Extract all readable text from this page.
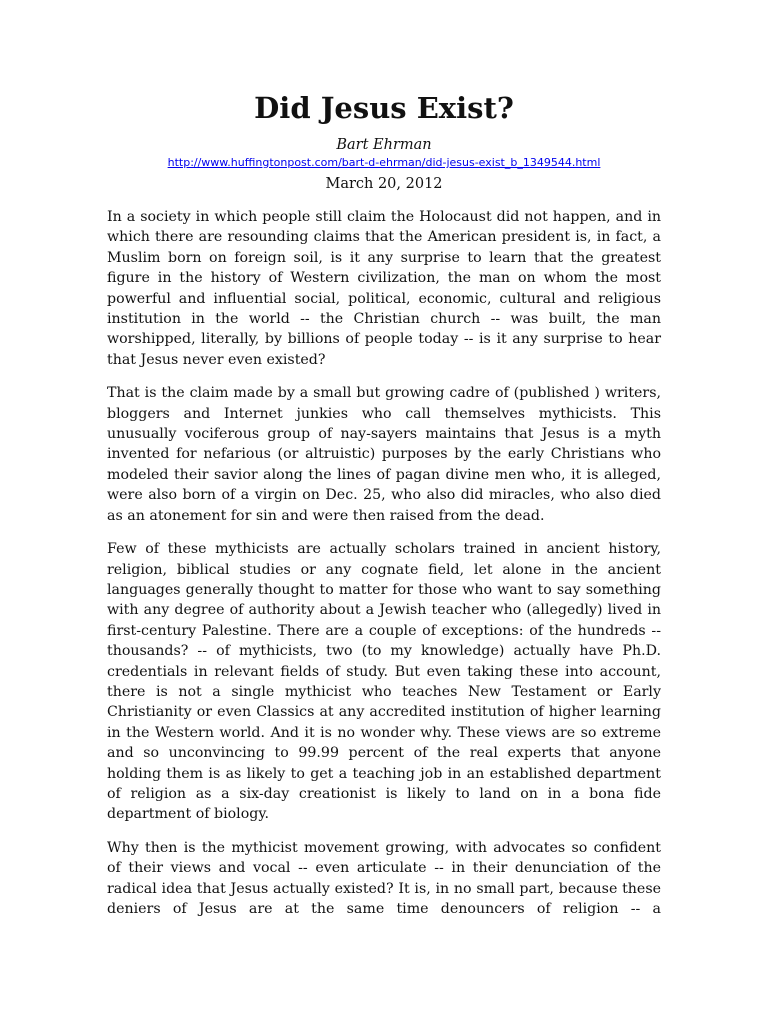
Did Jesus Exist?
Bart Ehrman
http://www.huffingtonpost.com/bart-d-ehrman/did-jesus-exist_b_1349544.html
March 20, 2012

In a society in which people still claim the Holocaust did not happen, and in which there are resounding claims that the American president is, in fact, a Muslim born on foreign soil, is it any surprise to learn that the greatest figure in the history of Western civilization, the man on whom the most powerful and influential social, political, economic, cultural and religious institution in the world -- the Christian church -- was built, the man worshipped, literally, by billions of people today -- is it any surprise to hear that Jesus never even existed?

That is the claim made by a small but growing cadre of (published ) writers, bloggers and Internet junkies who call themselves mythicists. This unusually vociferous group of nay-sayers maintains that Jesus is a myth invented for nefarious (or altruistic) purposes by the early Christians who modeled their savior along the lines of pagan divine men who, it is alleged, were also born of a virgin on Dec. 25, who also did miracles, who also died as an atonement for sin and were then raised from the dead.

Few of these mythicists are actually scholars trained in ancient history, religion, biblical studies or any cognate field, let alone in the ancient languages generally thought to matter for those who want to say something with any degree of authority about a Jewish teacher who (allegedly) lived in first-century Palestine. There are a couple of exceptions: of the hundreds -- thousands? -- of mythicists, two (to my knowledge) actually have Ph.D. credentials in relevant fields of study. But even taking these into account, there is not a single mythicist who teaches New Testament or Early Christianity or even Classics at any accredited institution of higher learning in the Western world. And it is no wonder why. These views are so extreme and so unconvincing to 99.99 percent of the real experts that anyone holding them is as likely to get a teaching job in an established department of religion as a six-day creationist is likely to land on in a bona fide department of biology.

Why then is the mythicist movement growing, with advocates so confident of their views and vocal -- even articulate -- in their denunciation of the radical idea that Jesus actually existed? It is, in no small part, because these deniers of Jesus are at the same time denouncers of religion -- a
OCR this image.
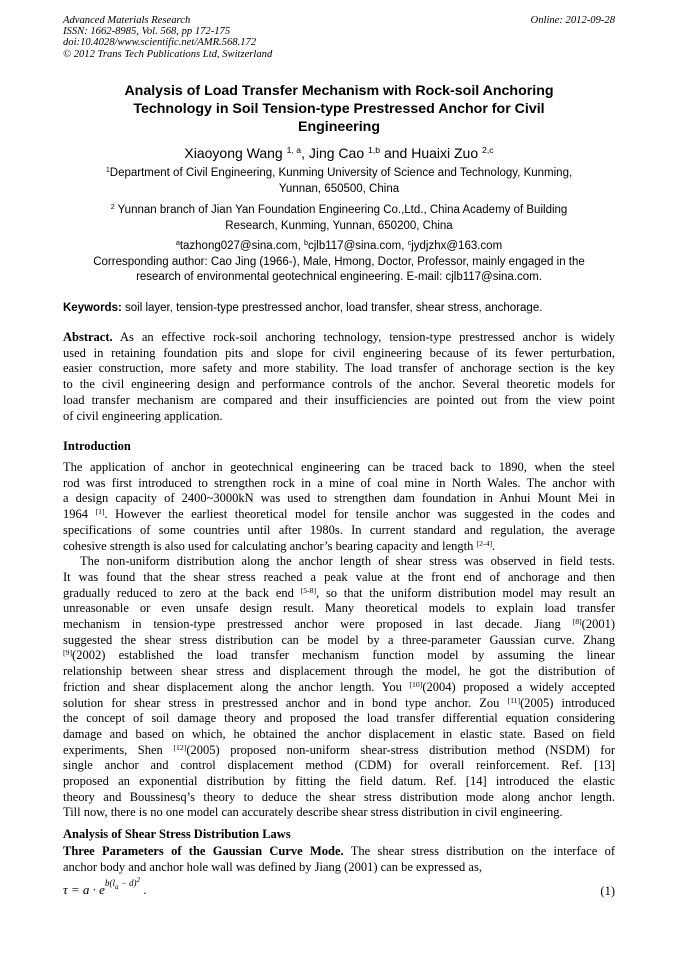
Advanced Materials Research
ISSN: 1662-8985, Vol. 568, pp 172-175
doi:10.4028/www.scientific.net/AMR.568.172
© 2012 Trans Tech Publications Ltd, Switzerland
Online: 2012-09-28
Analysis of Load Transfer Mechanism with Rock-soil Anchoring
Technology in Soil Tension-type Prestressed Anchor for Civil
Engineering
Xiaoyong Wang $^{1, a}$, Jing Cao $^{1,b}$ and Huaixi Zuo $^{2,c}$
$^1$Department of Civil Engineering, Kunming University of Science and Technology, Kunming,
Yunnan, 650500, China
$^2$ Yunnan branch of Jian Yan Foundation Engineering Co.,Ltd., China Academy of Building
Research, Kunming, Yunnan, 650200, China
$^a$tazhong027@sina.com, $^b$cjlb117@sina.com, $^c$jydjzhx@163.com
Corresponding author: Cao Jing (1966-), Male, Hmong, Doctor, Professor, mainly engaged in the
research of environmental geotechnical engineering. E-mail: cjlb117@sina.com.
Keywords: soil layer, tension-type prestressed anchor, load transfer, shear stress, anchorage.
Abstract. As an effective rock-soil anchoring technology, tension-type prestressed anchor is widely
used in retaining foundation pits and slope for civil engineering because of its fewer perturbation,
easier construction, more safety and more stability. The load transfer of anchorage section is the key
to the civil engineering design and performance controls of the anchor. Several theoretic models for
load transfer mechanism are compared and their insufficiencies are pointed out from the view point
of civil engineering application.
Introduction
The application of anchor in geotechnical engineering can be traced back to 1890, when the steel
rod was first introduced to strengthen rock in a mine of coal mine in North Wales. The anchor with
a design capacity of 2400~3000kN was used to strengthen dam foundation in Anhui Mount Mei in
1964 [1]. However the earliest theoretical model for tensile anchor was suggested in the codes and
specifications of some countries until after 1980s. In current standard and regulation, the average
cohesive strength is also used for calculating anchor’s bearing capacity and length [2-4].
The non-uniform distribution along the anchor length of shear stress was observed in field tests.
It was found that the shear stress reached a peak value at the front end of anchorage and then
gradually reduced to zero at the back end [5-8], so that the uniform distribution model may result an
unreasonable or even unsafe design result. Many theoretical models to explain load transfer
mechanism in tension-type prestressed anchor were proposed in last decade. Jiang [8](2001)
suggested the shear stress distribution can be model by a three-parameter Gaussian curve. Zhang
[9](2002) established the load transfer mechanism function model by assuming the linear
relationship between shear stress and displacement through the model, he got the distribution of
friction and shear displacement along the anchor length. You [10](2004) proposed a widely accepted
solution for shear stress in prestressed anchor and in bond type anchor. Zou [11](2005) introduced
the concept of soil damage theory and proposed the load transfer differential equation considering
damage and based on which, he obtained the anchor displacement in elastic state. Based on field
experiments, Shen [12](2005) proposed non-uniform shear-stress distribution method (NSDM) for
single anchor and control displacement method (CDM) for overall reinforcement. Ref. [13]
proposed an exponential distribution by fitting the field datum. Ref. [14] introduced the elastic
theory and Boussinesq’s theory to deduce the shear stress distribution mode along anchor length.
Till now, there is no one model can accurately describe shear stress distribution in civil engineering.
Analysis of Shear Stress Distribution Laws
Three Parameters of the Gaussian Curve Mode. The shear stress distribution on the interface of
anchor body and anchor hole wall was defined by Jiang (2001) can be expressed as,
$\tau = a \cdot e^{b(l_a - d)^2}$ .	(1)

> [REQUIREMENTS]:
Set the pictures aside and transcribe the data above exactly.

> [FINISHED EXERCISE]:
Extract all readable text from this page.
Did Jesus Exist?
Bart Ehrman
http://www.huffingtonpost.com/bart-d-ehrman/did-jesus-exist_b_1349544.html
March 20, 2012

In a society in which people still claim the Holocaust did not happen, and in which there are resounding claims that the American president is, in fact, a Muslim born on foreign soil, is it any surprise to learn that the greatest figure in the history of Western civilization, the man on whom the most powerful and influential social, political, economic, cultural and religious institution in the world -- the Christian church -- was built, the man worshipped, literally, by billions of people today -- is it any surprise to hear that Jesus never even existed?

That is the claim made by a small but growing cadre of (published ) writers, bloggers and Internet junkies who call themselves mythicists. This unusually vociferous group of nay-sayers maintains that Jesus is a myth invented for nefarious (or altruistic) purposes by the early Christians who modeled their savior along the lines of pagan divine men who, it is alleged, were also born of a virgin on Dec. 25, who also did miracles, who also died as an atonement for sin and were then raised from the dead.

Few of these mythicists are actually scholars trained in ancient history, religion, biblical studies or any cognate field, let alone in the ancient languages generally thought to matter for those who want to say something with any degree of authority about a Jewish teacher who (allegedly) lived in first-century Palestine. There are a couple of exceptions: of the hundreds -- thousands? -- of mythicists, two (to my knowledge) actually have Ph.D. credentials in relevant fields of study. But even taking these into account, there is not a single mythicist who teaches New Testament or Early Christianity or even Classics at any accredited institution of higher learning in the Western world. And it is no wonder why. These views are so extreme and so unconvincing to 99.99 percent of the real experts that anyone holding them is as likely to get a teaching job in an established department of religion as a six-day creationist is likely to land on in a bona fide department of biology.

Why then is the mythicist movement growing, with advocates so confident of their views and vocal -- even articulate -- in their denunciation of the radical idea that Jesus actually existed? It is, in no small part, because these deniers of Jesus are at the same time denouncers of religion -- a
OCR this image.
Advanced Materials Research
ISSN: 1662-8985, Vol. 568, pp 172-175
doi:10.4028/www.scientific.net/AMR.568.172
© 2012 Trans Tech Publications Ltd, Switzerland
Online: 2012-09-28
Analysis of Load Transfer Mechanism with Rock-soil Anchoring
Technology in Soil Tension-type Prestressed Anchor for Civil
Engineering
Xiaoyong Wang $^{1, a}$, Jing Cao $^{1,b}$ and Huaixi Zuo $^{2,c}$
$^1$Department of Civil Engineering, Kunming University of Science and Technology, Kunming,
Yunnan, 650500, China
$^2$ Yunnan branch of Jian Yan Foundation Engineering Co.,Ltd., China Academy of Building
Research, Kunming, Yunnan, 650200, China
$^a$tazhong027@sina.com, $^b$cjlb117@sina.com, $^c$jydjzhx@163.com
Corresponding author: Cao Jing (1966-), Male, Hmong, Doctor, Professor, mainly engaged in the
research of environmental geotechnical engineering. E-mail: cjlb117@sina.com.
Keywords: soil layer, tension-type prestressed anchor, load transfer, shear stress, anchorage.
Abstract. As an effective rock-soil anchoring technology, tension-type prestressed anchor is widely
used in retaining foundation pits and slope for civil engineering because of its fewer perturbation,
easier construction, more safety and more stability. The load transfer of anchorage section is the key
to the civil engineering design and performance controls of the anchor. Several theoretic models for
load transfer mechanism are compared and their insufficiencies are pointed out from the view point
of civil engineering application.
Introduction
The application of anchor in geotechnical engineering can be traced back to 1890, when the steel
rod was first introduced to strengthen rock in a mine of coal mine in North Wales. The anchor with
a design capacity of 2400~3000kN was used to strengthen dam foundation in Anhui Mount Mei in
1964 [1]. However the earliest theoretical model for tensile anchor was suggested in the codes and
specifications of some countries until after 1980s. In current standard and regulation, the average
cohesive strength is also used for calculating anchor’s bearing capacity and length [2-4].
The non-uniform distribution along the anchor length of shear stress was observed in field tests.
It was found that the shear stress reached a peak value at the front end of anchorage and then
gradually reduced to zero at the back end [5-8], so that the uniform distribution model may result an
unreasonable or even unsafe design result. Many theoretical models to explain load transfer
mechanism in tension-type prestressed anchor were proposed in last decade. Jiang [8](2001)
suggested the shear stress distribution can be model by a three-parameter Gaussian curve. Zhang
[9](2002) established the load transfer mechanism function model by assuming the linear
relationship between shear stress and displacement through the model, he got the distribution of
friction and shear displacement along the anchor length. You [10](2004) proposed a widely accepted
solution for shear stress in prestressed anchor and in bond type anchor. Zou [11](2005) introduced
the concept of soil damage theory and proposed the load transfer differential equation considering
damage and based on which, he obtained the anchor displacement in elastic state. Based on field
experiments, Shen [12](2005) proposed non-uniform shear-stress distribution method (NSDM) for
single anchor and control displacement method (CDM) for overall reinforcement. Ref. [13]
proposed an exponential distribution by fitting the field datum. Ref. [14] introduced the elastic
theory and Boussinesq’s theory to deduce the shear stress distribution mode along anchor length.
Till now, there is no one model can accurately describe shear stress distribution in civil engineering.
Analysis of Shear Stress Distribution Laws
Three Parameters of the Gaussian Curve Mode. The shear stress distribution on the interface of
anchor body and anchor hole wall was defined by Jiang (2001) can be expressed as,
$\tau = a \cdot e^{b(l_a - d)^2}$ .	(1)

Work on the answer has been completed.